===== Data

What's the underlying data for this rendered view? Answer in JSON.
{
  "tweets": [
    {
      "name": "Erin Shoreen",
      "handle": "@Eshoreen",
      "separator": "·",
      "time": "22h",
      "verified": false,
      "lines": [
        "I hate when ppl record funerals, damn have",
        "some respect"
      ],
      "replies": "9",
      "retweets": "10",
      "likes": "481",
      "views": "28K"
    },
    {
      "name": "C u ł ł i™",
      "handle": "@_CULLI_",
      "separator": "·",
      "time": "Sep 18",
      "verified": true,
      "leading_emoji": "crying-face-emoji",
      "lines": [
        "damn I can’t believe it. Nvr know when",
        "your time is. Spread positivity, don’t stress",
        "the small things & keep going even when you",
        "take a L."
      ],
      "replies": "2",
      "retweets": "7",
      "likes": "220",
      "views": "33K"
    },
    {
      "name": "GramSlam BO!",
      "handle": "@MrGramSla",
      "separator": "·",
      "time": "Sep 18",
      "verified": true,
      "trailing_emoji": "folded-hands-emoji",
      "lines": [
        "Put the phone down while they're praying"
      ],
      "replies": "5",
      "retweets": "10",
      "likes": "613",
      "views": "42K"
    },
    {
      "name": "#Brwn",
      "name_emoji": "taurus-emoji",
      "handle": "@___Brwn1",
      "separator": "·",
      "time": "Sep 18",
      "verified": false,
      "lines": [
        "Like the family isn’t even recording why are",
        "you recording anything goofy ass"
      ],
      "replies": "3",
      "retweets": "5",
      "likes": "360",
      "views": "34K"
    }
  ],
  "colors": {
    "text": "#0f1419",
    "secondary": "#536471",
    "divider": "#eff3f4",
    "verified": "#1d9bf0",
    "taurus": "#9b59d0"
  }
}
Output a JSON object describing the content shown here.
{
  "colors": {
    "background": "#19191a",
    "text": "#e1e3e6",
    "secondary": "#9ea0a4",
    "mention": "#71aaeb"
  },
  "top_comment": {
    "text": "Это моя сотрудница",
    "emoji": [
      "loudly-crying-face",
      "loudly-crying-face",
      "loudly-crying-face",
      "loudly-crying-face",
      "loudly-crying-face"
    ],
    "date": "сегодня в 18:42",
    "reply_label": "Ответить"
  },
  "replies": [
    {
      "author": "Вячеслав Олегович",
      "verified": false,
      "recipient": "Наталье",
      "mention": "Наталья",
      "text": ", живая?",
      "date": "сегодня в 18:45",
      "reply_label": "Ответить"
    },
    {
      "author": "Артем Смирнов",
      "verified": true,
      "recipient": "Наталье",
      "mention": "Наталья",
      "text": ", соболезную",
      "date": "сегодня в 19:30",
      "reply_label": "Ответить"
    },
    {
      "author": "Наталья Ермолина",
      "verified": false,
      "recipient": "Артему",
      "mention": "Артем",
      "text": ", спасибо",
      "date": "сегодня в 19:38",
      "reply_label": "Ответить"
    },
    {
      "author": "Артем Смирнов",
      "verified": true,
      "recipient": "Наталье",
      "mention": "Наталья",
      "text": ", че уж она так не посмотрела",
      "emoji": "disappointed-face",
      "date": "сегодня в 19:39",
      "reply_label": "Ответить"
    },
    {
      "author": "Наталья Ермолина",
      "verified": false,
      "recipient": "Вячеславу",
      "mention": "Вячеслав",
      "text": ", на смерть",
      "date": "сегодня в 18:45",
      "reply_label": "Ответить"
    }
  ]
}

==========

To do -
Go through the listing above and restate it word for word.

The completed task -
What's the underlying data for this rendered view? Answer in JSON.
{
  "tweets": [
    {
      "name": "Erin Shoreen",
      "handle": "@Eshoreen",
      "separator": "·",
      "time": "22h",
      "verified": false,
      "lines": [
        "I hate when ppl record funerals, damn have",
        "some respect"
      ],
      "replies": "9",
      "retweets": "10",
      "likes": "481",
      "views": "28K"
    },
    {
      "name": "C u ł ł i™",
      "handle": "@_CULLI_",
      "separator": "·",
      "time": "Sep 18",
      "verified": true,
      "leading_emoji": "crying-face-emoji",
      "lines": [
        "damn I can’t believe it. Nvr know when",
        "your time is. Spread positivity, don’t stress",
        "the small things & keep going even when you",
        "take a L."
      ],
      "replies": "2",
      "retweets": "7",
      "likes": "220",
      "views": "33K"
    },
    {
      "name": "GramSlam BO!",
      "handle": "@MrGramSla",
      "separator": "·",
      "time": "Sep 18",
      "verified": true,
      "trailing_emoji": "folded-hands-emoji",
      "lines": [
        "Put the phone down while they're praying"
      ],
      "replies": "5",
      "retweets": "10",
      "likes": "613",
      "views": "42K"
    },
    {
      "name": "#Brwn",
      "name_emoji": "taurus-emoji",
      "handle": "@___Brwn1",
      "separator": "·",
      "time": "Sep 18",
      "verified": false,
      "lines": [
        "Like the family isn’t even recording why are",
        "you recording anything goofy ass"
      ],
      "replies": "3",
      "retweets": "5",
      "likes": "360",
      "views": "34K"
    }
  ],
  "colors": {
    "text": "#0f1419",
    "secondary": "#536471",
    "divider": "#eff3f4",
    "verified": "#1d9bf0",
    "taurus": "#9b59d0"
  }
}
Output a JSON object describing the content shown here.
{
  "colors": {
    "background": "#19191a",
    "text": "#e1e3e6",
    "secondary": "#9ea0a4",
    "mention": "#71aaeb"
  },
  "top_comment": {
    "text": "Это моя сотрудница",
    "emoji": [
      "loudly-crying-face",
      "loudly-crying-face",
      "loudly-crying-face",
      "loudly-crying-face",
      "loudly-crying-face"
    ],
    "date": "сегодня в 18:42",
    "reply_label": "Ответить"
  },
  "replies": [
    {
      "author": "Вячеслав Олегович",
      "verified": false,
      "recipient": "Наталье",
      "mention": "Наталья",
      "text": ", живая?",
      "date": "сегодня в 18:45",
      "reply_label": "Ответить"
    },
    {
      "author": "Артем Смирнов",
      "verified": true,
      "recipient": "Наталье",
      "mention": "Наталья",
      "text": ", соболезную",
      "date": "сегодня в 19:30",
      "reply_label": "Ответить"
    },
    {
      "author": "Наталья Ермолина",
      "verified": false,
      "recipient": "Артему",
      "mention": "Артем",
      "text": ", спасибо",
      "date": "сегодня в 19:38",
      "reply_label": "Ответить"
    },
    {
      "author": "Артем Смирнов",
      "verified": true,
      "recipient": "Наталье",
      "mention": "Наталья",
      "text": ", че уж она так не посмотрела",
      "emoji": "disappointed-face",
      "date": "сегодня в 19:39",
      "reply_label": "Ответить"
    },
    {
      "author": "Наталья Ермолина",
      "verified": false,
      "recipient": "Вячеславу",
      "mention": "Вячеслав",
      "text": ", на смерть",
      "date": "сегодня в 18:45",
      "reply_label": "Ответить"
    }
  ]
}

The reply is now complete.